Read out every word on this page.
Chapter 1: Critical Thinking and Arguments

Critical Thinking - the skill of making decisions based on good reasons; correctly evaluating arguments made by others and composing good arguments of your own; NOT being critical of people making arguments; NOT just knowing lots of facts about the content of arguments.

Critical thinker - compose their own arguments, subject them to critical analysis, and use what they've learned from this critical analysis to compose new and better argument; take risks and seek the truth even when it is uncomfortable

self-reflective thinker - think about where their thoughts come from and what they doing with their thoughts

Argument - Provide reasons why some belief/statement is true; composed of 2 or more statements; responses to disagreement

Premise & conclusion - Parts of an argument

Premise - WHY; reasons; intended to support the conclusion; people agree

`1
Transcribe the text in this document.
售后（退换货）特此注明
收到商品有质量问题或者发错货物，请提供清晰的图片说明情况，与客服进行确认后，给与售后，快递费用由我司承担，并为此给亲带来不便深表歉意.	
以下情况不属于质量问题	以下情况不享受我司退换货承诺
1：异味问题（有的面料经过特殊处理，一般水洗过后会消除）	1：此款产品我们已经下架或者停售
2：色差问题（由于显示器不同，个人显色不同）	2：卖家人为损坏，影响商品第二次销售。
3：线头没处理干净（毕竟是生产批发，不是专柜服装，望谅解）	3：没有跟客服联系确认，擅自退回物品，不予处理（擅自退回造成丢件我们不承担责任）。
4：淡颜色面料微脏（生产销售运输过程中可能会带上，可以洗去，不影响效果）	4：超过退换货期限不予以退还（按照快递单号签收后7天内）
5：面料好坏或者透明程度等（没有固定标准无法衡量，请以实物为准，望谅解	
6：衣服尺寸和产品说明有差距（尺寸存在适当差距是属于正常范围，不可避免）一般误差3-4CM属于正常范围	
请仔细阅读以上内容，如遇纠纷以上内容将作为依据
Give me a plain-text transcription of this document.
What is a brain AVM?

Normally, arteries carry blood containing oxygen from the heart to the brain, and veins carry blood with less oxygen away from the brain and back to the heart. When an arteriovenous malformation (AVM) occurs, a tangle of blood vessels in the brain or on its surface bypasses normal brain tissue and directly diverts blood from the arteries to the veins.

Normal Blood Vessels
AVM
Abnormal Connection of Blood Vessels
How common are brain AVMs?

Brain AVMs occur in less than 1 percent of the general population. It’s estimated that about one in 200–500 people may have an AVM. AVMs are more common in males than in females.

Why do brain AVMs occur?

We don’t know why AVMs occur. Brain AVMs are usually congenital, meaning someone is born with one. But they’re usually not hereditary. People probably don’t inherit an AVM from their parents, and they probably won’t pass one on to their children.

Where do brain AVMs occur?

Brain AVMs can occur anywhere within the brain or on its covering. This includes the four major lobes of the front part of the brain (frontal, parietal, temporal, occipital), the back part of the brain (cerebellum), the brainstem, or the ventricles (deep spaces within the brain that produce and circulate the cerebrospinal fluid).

****************************************

### CHALLENGE
Scan the listing above and copy all lines containing the word "Premise".

### RESPONSE
Premise & conclusion - Parts of an argument
Premise - WHY; reasons; intended to support the conclusion; people agree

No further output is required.